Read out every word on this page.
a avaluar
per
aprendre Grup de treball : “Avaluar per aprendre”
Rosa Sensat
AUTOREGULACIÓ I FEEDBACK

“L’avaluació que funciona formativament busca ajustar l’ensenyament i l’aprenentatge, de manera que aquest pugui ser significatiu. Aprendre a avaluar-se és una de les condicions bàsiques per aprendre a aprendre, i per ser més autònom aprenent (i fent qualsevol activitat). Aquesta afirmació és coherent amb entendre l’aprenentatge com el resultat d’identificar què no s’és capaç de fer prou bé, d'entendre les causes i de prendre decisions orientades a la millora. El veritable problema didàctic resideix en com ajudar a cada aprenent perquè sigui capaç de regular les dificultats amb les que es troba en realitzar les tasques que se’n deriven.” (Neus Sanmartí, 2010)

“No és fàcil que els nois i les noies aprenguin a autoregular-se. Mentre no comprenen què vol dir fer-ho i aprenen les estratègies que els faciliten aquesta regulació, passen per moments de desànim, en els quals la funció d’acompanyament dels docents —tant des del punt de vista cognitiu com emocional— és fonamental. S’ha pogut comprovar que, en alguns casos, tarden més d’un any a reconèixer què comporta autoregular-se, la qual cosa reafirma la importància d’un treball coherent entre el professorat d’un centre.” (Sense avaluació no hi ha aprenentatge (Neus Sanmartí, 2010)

═══

- SHORT EXERCISE
Write the material out exactly, with nothing left out.

- REPLY
Read out every word on this page.
a avaluar
per
aprendre Grup de treball : “Avaluar per aprendre”
Rosa Sensat
AUTOREGULACIÓ I FEEDBACK

“L’avaluació que funciona formativament busca ajustar l’ensenyament i l’aprenentatge, de manera que aquest pugui ser significatiu. Aprendre a avaluar-se és una de les condicions bàsiques per aprendre a aprendre, i per ser més autònom aprenent (i fent qualsevol activitat). Aquesta afirmació és coherent amb entendre l’aprenentatge com el resultat d’identificar què no s’és capaç de fer prou bé, d'entendre les causes i de prendre decisions orientades a la millora. El veritable problema didàctic resideix en com ajudar a cada aprenent perquè sigui capaç de regular les dificultats amb les que es troba en realitzar les tasques que se’n deriven.” (Neus Sanmartí, 2010)

“No és fàcil que els nois i les noies aprenguin a autoregular-se. Mentre no comprenen què vol dir fer-ho i aprenen les estratègies que els faciliten aquesta regulació, passen per moments de desànim, en els quals la funció d’acompanyament dels docents —tant des del punt de vista cognitiu com emocional— és fonamental. S’ha pogut comprovar que, en alguns casos, tarden més d’un any a reconèixer què comporta autoregular-se, la qual cosa reafirma la importància d’un treball coherent entre el professorat d’un centre.” (Sense avaluació no hi ha aprenentatge (Neus Sanmartí, 2010)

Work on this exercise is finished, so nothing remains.